#### INSTRUCTIONS FOR THE TASK
Find each line containing the string "this". Copy it.

#### Stored items
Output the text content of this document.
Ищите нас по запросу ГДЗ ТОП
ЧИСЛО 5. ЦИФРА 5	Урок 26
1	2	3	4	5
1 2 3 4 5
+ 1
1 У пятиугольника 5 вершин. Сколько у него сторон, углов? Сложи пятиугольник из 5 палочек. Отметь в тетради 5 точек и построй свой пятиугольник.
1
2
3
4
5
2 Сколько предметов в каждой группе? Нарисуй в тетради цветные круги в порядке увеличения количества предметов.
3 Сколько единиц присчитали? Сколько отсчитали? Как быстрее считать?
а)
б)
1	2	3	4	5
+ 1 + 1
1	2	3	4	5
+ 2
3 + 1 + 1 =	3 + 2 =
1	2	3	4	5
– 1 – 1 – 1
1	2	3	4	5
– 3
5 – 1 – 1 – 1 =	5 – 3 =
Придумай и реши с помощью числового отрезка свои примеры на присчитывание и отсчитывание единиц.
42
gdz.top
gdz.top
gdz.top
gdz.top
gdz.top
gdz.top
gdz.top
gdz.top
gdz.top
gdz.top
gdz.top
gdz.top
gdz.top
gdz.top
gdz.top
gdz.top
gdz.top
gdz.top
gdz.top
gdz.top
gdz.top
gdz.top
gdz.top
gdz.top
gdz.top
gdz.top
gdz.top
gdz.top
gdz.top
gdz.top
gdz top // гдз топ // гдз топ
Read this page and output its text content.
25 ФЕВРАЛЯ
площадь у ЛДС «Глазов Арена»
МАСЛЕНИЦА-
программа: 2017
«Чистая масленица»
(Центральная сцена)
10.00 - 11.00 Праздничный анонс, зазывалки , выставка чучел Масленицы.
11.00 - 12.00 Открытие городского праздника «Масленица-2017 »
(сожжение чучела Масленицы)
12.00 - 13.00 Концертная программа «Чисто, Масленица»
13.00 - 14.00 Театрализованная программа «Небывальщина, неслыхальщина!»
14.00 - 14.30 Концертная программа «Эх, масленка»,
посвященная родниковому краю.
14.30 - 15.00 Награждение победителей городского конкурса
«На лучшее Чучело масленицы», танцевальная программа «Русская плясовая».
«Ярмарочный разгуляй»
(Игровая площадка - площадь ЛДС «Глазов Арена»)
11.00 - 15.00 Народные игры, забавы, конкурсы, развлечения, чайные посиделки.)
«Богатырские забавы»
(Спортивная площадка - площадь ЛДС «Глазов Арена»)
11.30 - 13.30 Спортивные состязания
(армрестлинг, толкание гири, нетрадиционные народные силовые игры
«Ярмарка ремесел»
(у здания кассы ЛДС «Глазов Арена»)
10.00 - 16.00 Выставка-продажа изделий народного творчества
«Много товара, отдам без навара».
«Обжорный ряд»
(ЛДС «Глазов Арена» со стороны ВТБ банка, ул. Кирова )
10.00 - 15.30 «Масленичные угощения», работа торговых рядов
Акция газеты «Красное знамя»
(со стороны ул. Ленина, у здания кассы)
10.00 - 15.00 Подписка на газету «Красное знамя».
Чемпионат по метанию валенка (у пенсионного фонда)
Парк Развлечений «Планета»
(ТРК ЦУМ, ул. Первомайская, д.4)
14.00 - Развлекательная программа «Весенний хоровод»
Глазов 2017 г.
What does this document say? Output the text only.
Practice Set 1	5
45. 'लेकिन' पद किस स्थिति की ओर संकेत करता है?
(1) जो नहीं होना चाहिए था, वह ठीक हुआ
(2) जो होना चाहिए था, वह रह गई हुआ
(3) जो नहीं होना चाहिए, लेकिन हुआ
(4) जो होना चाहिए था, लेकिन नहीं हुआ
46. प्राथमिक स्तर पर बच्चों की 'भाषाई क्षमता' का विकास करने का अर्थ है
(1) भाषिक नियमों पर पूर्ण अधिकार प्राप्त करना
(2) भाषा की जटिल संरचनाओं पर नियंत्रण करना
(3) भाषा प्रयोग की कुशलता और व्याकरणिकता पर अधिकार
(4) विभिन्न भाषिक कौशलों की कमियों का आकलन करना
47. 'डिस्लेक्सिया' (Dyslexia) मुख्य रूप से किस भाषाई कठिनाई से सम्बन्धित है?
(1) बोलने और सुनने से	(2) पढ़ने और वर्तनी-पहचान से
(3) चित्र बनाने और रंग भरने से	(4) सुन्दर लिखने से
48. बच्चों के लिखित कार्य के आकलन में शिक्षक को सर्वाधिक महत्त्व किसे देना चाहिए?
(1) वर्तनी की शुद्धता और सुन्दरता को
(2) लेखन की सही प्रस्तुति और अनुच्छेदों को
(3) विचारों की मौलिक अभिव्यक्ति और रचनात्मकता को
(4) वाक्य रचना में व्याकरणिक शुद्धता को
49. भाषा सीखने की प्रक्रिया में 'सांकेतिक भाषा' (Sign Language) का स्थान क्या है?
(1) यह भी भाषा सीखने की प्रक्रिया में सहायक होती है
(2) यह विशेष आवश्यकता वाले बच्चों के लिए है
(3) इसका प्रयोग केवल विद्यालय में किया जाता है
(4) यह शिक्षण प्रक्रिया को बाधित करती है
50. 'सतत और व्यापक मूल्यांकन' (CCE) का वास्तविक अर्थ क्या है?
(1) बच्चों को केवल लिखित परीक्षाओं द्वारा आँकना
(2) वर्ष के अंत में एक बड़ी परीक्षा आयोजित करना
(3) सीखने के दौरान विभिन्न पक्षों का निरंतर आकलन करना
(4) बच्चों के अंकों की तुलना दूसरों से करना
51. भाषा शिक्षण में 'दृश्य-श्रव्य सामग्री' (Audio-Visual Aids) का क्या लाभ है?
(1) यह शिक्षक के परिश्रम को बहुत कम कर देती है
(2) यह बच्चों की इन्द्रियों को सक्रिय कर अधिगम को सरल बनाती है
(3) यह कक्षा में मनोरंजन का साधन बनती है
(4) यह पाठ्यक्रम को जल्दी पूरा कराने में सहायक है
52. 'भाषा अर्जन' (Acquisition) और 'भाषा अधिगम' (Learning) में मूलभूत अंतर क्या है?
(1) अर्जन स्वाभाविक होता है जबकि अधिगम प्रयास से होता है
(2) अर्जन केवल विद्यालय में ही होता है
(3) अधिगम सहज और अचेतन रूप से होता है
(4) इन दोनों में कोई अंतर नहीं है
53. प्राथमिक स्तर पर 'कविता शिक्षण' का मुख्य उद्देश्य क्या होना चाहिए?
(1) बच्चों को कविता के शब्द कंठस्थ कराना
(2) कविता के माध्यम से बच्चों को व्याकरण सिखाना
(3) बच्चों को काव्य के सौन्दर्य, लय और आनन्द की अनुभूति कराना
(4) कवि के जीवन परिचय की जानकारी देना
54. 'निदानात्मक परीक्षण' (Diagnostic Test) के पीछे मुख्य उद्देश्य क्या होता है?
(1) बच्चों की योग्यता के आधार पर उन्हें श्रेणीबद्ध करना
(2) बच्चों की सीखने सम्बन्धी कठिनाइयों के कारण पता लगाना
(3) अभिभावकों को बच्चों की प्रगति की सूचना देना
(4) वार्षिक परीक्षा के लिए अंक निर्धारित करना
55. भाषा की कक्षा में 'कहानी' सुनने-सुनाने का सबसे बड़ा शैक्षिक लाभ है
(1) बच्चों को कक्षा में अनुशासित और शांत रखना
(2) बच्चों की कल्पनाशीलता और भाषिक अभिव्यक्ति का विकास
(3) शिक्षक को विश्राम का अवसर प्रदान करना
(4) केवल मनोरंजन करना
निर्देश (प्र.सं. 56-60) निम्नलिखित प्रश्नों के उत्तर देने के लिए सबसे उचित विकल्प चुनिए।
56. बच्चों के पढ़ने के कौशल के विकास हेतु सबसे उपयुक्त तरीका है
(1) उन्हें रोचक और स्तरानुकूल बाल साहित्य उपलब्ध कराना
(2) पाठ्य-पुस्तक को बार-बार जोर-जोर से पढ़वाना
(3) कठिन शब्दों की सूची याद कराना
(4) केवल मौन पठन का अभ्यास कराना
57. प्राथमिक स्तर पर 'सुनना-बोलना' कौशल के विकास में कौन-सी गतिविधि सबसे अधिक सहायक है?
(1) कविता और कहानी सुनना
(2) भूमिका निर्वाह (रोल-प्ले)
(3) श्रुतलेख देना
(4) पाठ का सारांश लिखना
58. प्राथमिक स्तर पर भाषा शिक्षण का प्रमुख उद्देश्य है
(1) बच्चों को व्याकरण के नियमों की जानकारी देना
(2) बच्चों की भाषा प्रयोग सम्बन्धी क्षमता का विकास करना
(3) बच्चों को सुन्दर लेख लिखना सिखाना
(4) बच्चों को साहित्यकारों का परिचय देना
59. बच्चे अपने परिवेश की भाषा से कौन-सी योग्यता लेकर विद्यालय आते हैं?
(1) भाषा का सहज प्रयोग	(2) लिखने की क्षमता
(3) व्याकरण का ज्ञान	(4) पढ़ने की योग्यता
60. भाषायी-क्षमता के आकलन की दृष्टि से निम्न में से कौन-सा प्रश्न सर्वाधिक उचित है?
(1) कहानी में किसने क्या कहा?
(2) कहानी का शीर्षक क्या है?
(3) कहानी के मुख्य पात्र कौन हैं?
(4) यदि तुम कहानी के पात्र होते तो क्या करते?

#### ANSWER FOR THE TASK
Output the text content of this document.
Read this page and output its text content.
What does this document say? Output the text only.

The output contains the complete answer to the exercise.